---------- MATERIALS PROVIDED

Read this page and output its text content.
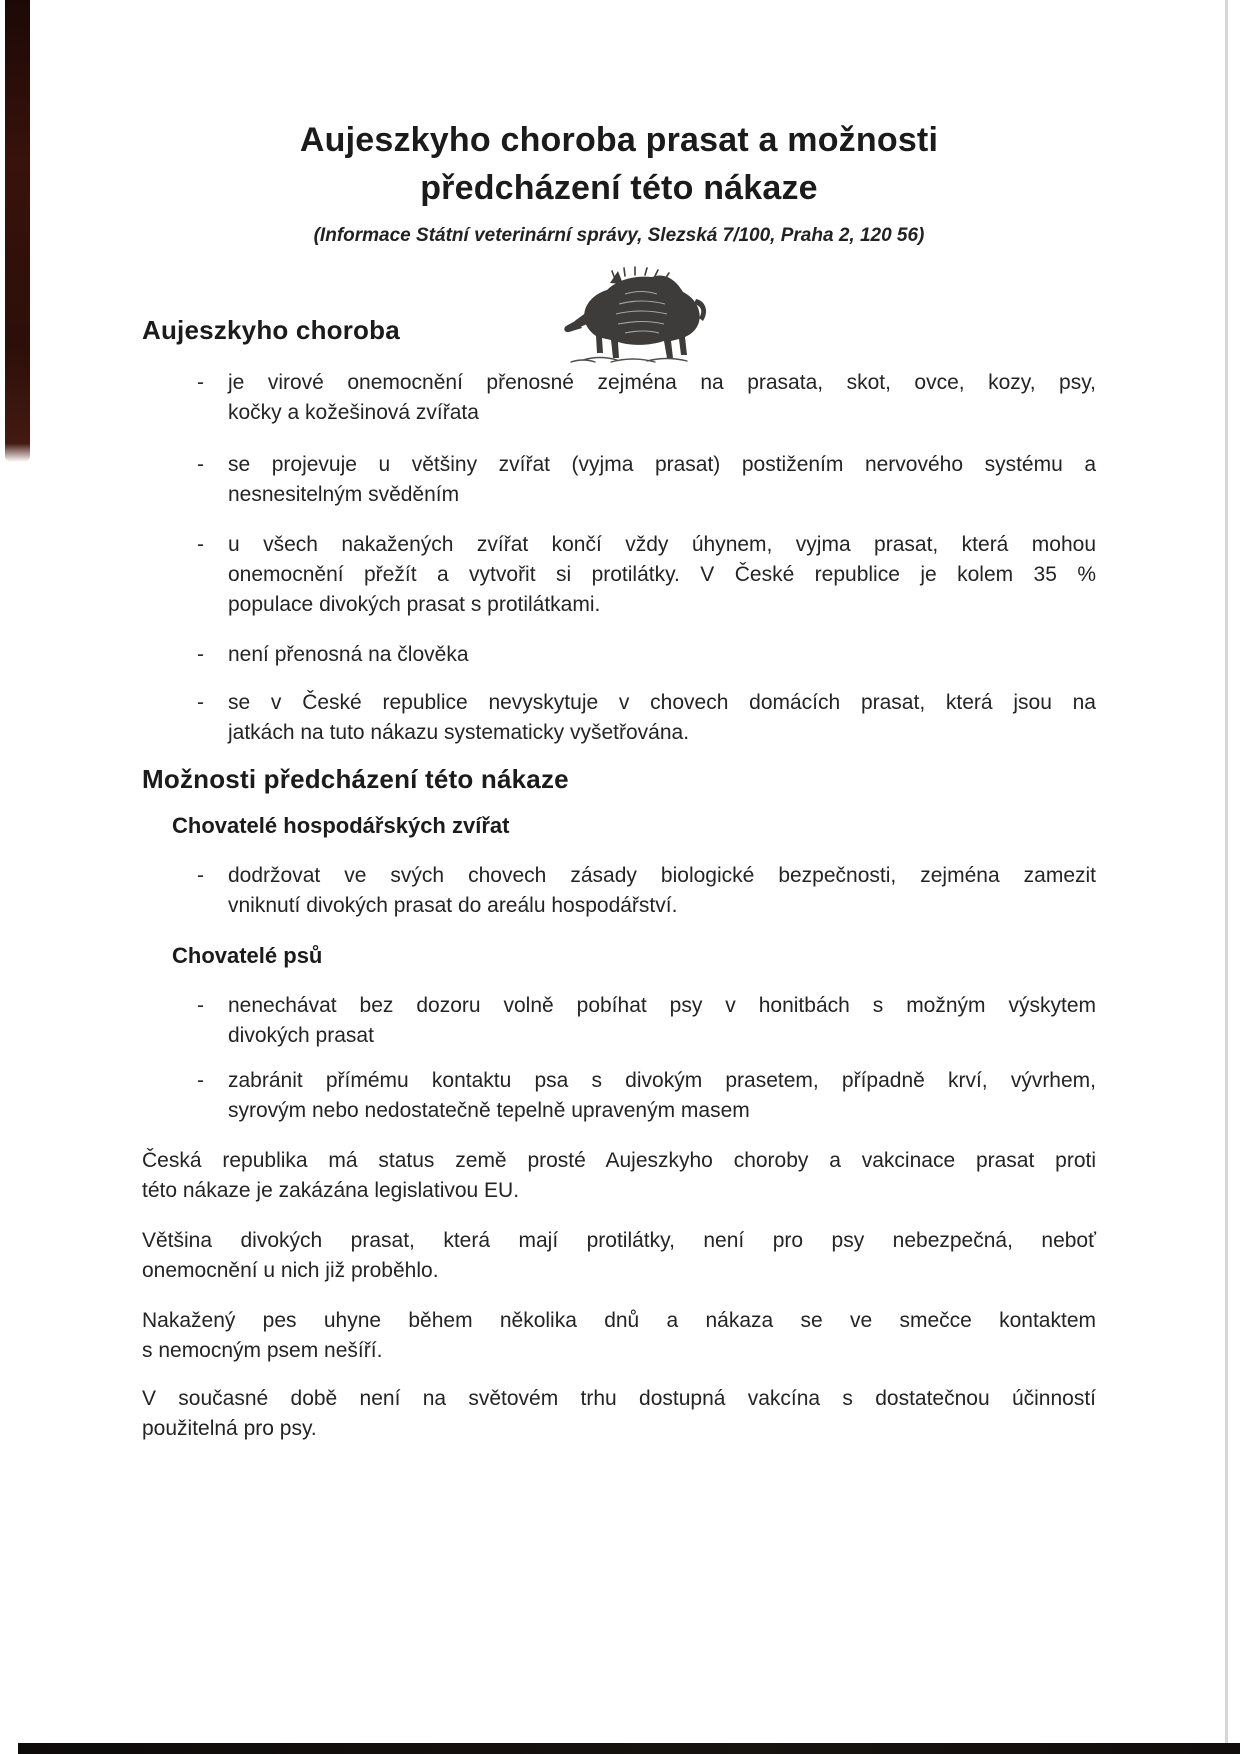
Aujeszkyho choroba prasat a možnosti
předcházení této nákaze
(Informace Státní veterinární správy, Slezská 7/100, Praha 2, 120 56)
Aujeszkyho choroba
-	je virové onemocnění přenosné zejména na prasata, skot, ovce, kozy, psy,
kočky a kožešinová zvířata
-	se projevuje u většiny zvířat (vyjma prasat) postižením nervového systému a
nesnesitelným svěděním
-	u všech nakažených zvířat končí vždy úhynem, vyjma prasat, která mohou
onemocnění přežít a vytvořit si protilátky. V České republice je kolem 35 %
populace divokých prasat s protilátkami.
-	není přenosná na člověka
-	se v České republice nevyskytuje v chovech domácích prasat, která jsou na
jatkách na tuto nákazu systematicky vyšetřována.
Možnosti předcházení této nákaze
Chovatelé hospodářských zvířat
-	dodržovat ve svých chovech zásady biologické bezpečnosti, zejména zamezit
vniknutí divokých prasat do areálu hospodářství.
Chovatelé psů
-	nenechávat bez dozoru volně pobíhat psy v honitbách s možným výskytem
divokých prasat
-	zabránit přímému kontaktu psa s divokým prasetem, případně krví, vývrhem,
syrovým nebo nedostatečně tepelně upraveným masem
Česká republika má status země prosté Aujeszkyho choroby a vakcinace prasat proti
této nákaze je zakázána legislativou EU.
Většina divokých prasat, která mají protilátky, není pro psy nebezpečná, neboť
onemocnění u nich již proběhlo.
Nakažený pes uhyne během několika dnů a nákaza se ve smečce kontaktem
s nemocným psem nešíří.
V současné době není na světovém trhu dostupná vakcína s dostatečnou účinností
použitelná pro psy.
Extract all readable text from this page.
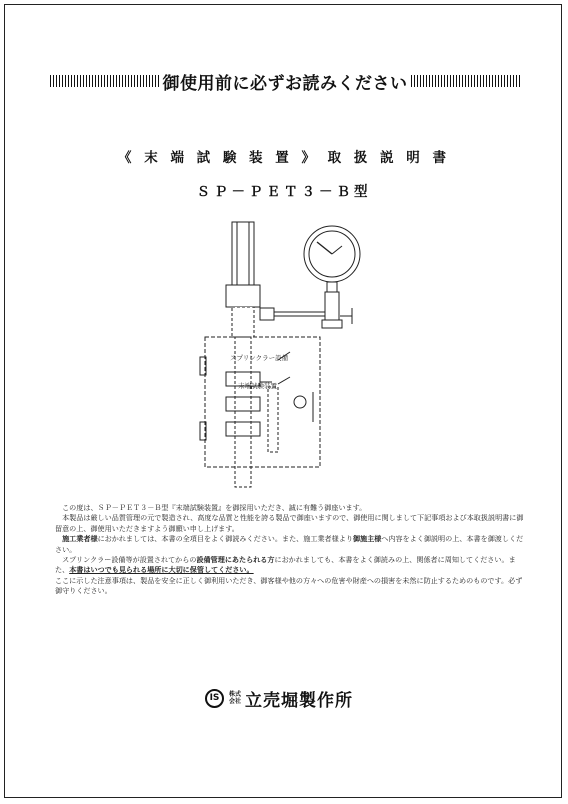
御使用前に必ずお読みください
《 末 端 試 験 装 置 》 取 扱 説 明 書
ＳＰ－ＰＥＴ３－Ｂ型
スプリンクラー設備
末端試験装置

　この度は、ＳＰ－ＰＥＴ３－Ｂ型『末端試験装置』を御採用いただき、誠に有難う御座います。

　本製品は厳しい品質管理の元で製造され、高度な品質と性能を誇る製品で御座いますので、御使用に関しまして下記事項および本取扱説明書に御留意の上、御使用いただきますよう御願い申し上げます。

　施工業者様におかれましては、本書の全項目をよく御読みください。また、施工業者様より御施主様へ内容をよく御説明の上、本書を御渡しください。

　スプリンクラー設備等が設置されてからの設備管理にあたられる方におかれましても、本書をよく御読みの上、関係者に周知してください。また、本書はいつでも見られる場所に大切に保管してください。

ここに示した注意事項は、製品を安全に正しく御利用いただき、御客様や他の方々への危害や財産への損害を未然に防止するためのものです。必ず御守りください。

IS	株式
会社 立売堀製作所
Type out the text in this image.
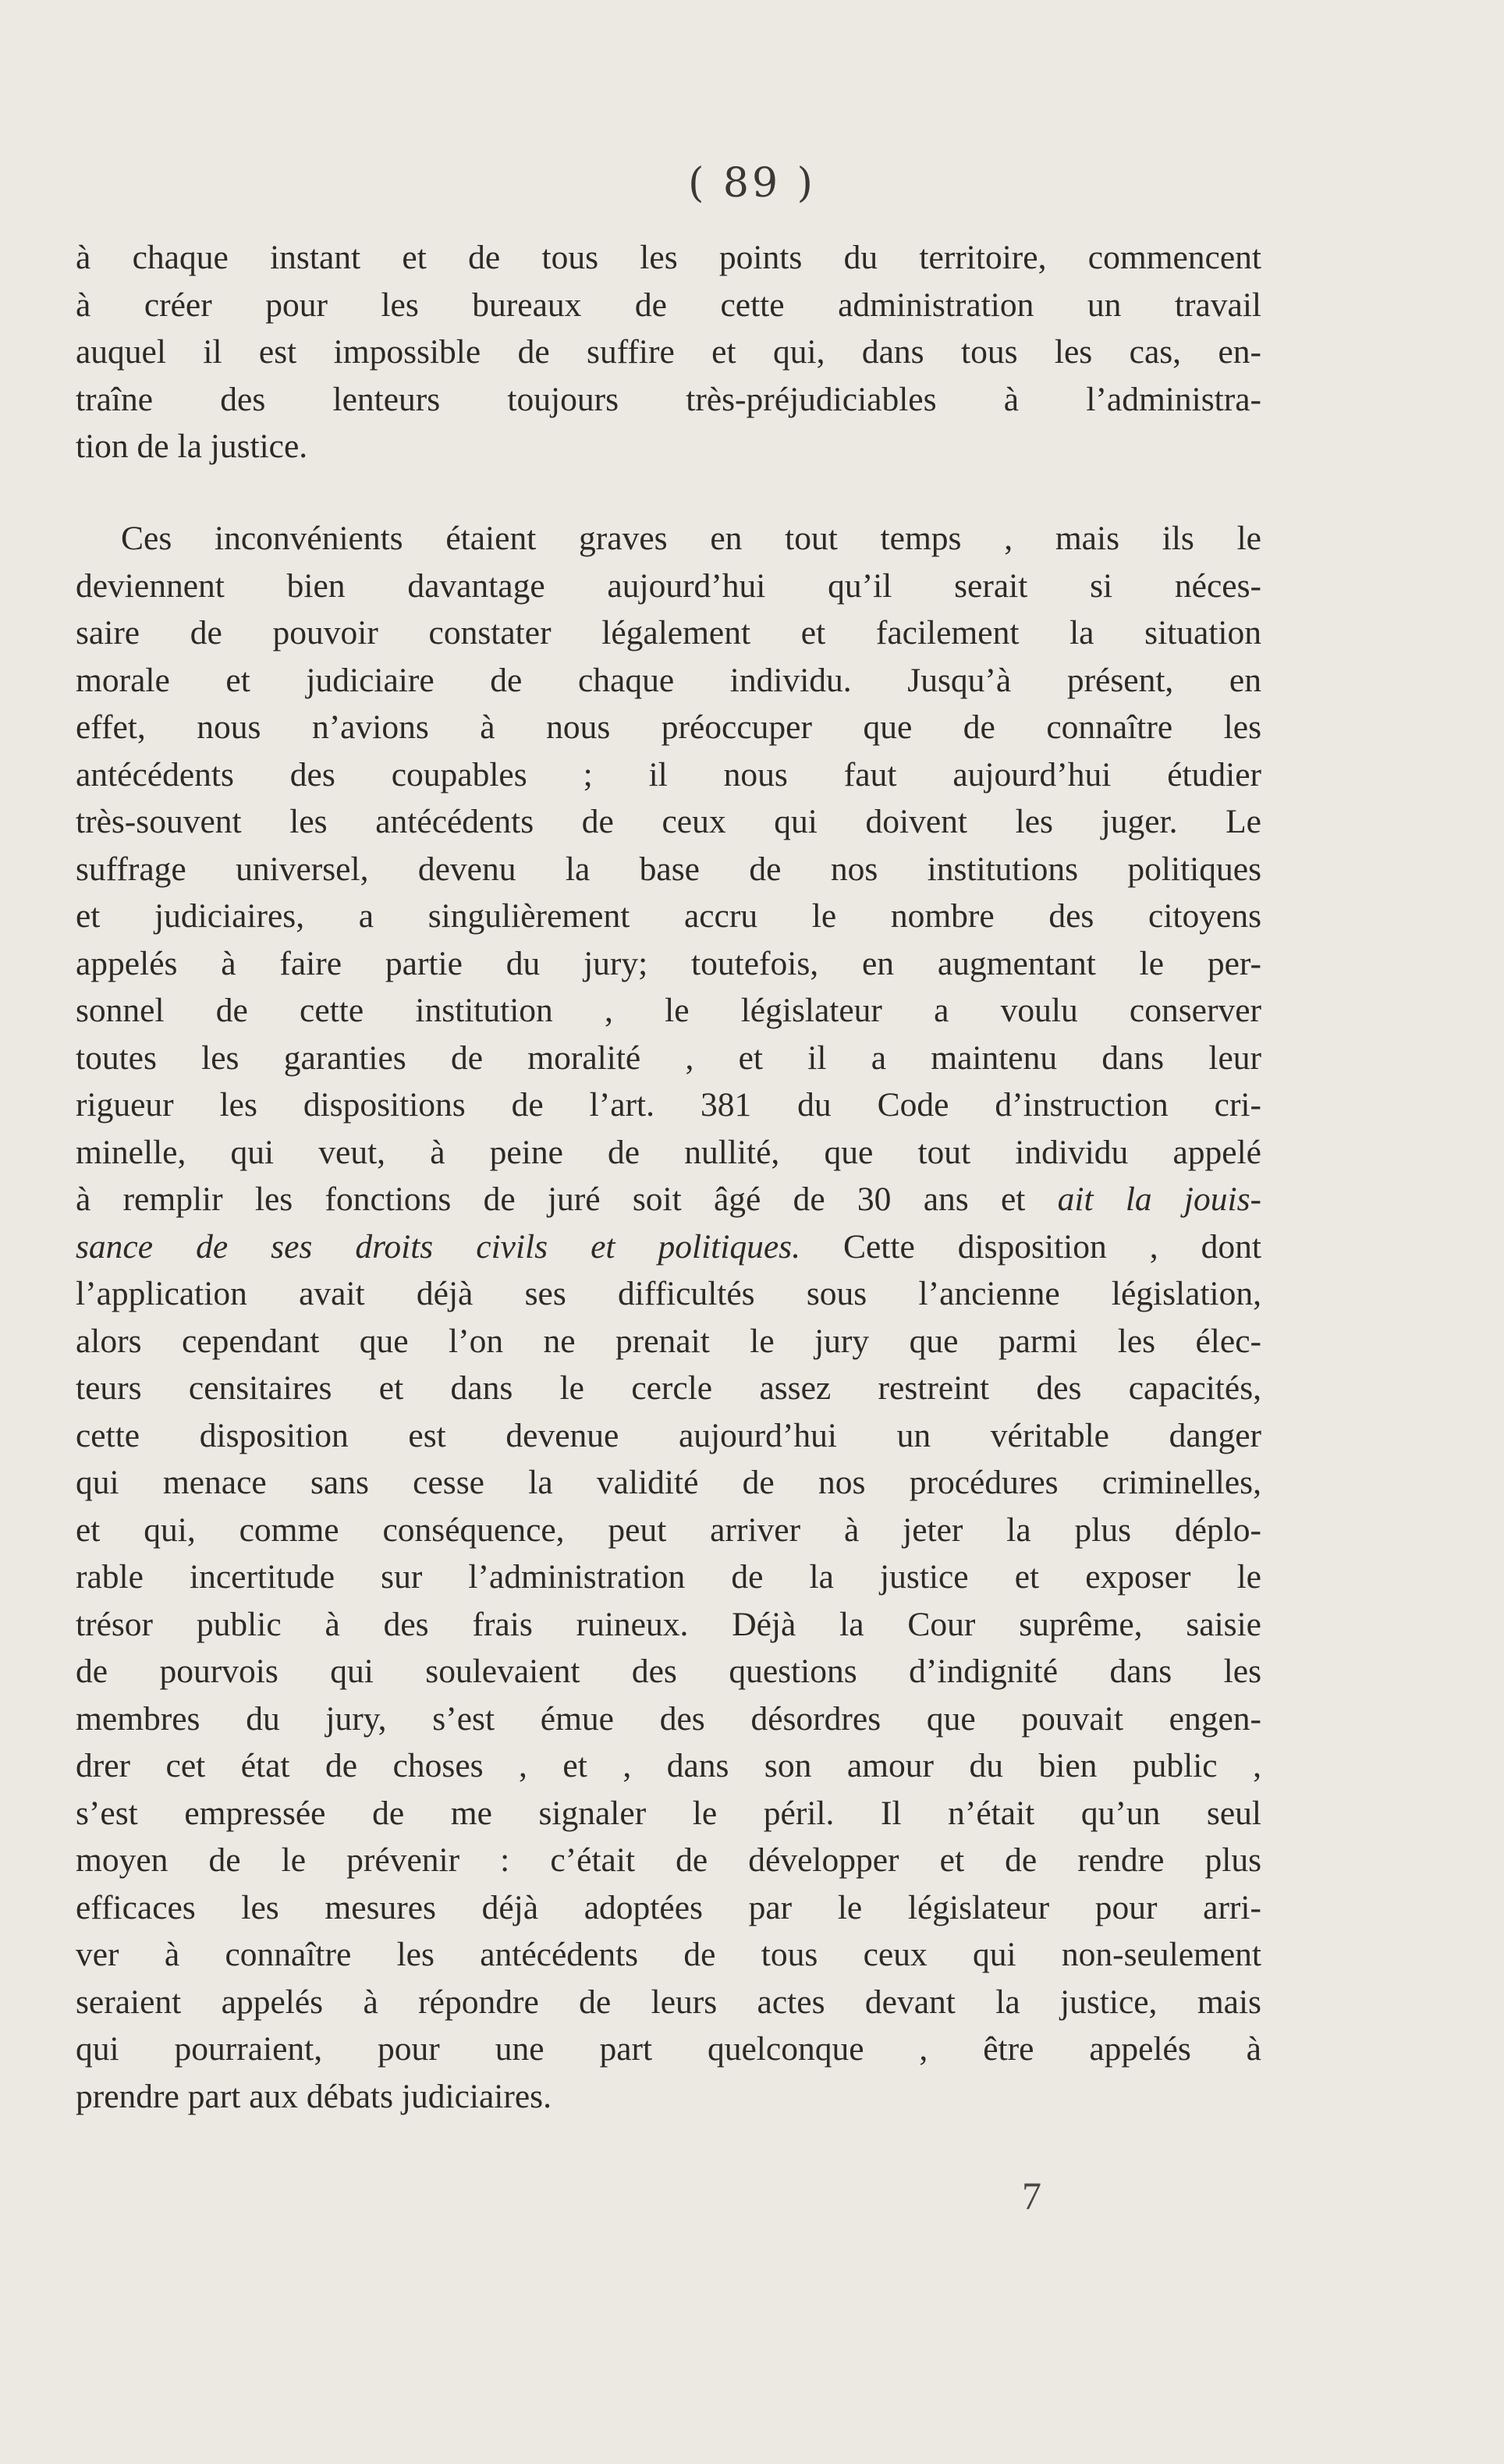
( 89 )
à chaque instant et de tous les points du territoire, commencent
à créer pour les bureaux de cette administration un travail
auquel il est impossible de suffire et qui, dans tous les cas, en-
traîne des lenteurs toujours très-préjudiciables à l’administra-
tion de la justice.
Ces inconvénients étaient graves en tout temps , mais ils le
deviennent bien davantage aujourd’hui qu’il serait si néces-
saire de pouvoir constater légalement et facilement la situation
morale et judiciaire de chaque individu. Jusqu’à présent, en
effet, nous n’avions à nous préoccuper que de connaître les
antécédents des coupables ; il nous faut aujourd’hui étudier
très-souvent les antécédents de ceux qui doivent les juger. Le
suffrage universel, devenu la base de nos institutions politiques
et judiciaires, a singulièrement accru le nombre des citoyens
appelés à faire partie du jury; toutefois, en augmentant le per-
sonnel de cette institution , le législateur a voulu conserver
toutes les garanties de moralité , et il a maintenu dans leur
rigueur les dispositions de l’art. 381 du Code d’instruction cri-
minelle, qui veut, à peine de nullité, que tout individu appelé
à remplir les fonctions de juré soit âgé de 30 ans et ait la jouis-
sance de ses droits civils et politiques. Cette disposition , dont
l’application avait déjà ses difficultés sous l’ancienne législation,
alors cependant que l’on ne prenait le jury que parmi les élec-
teurs censitaires et dans le cercle assez restreint des capacités,
cette disposition est devenue aujourd’hui un véritable danger
qui menace sans cesse la validité de nos procédures criminelles,
et qui, comme conséquence, peut arriver à jeter la plus déplo-
rable incertitude sur l’administration de la justice et exposer le
trésor public à des frais ruineux. Déjà la Cour suprême, saisie
de pourvois qui soulevaient des questions d’indignité dans les
membres du jury, s’est émue des désordres que pouvait engen-
drer cet état de choses , et , dans son amour du bien public ,
s’est empressée de me signaler le péril. Il n’était qu’un seul
moyen de le prévenir : c’était de développer et de rendre plus
efficaces les mesures déjà adoptées par le législateur pour arri-
ver à connaître les antécédents de tous ceux qui non-seulement
seraient appelés à répondre de leurs actes devant la justice, mais
qui pourraient, pour une part quelconque , être appelés à
prendre part aux débats judiciaires.
7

--------------------

Go through the lines above. Select every one that has the string "Chovatelé".

## [ANSWER BELOW]
Chovatelé hospodářských zvířat
Chovatelé psů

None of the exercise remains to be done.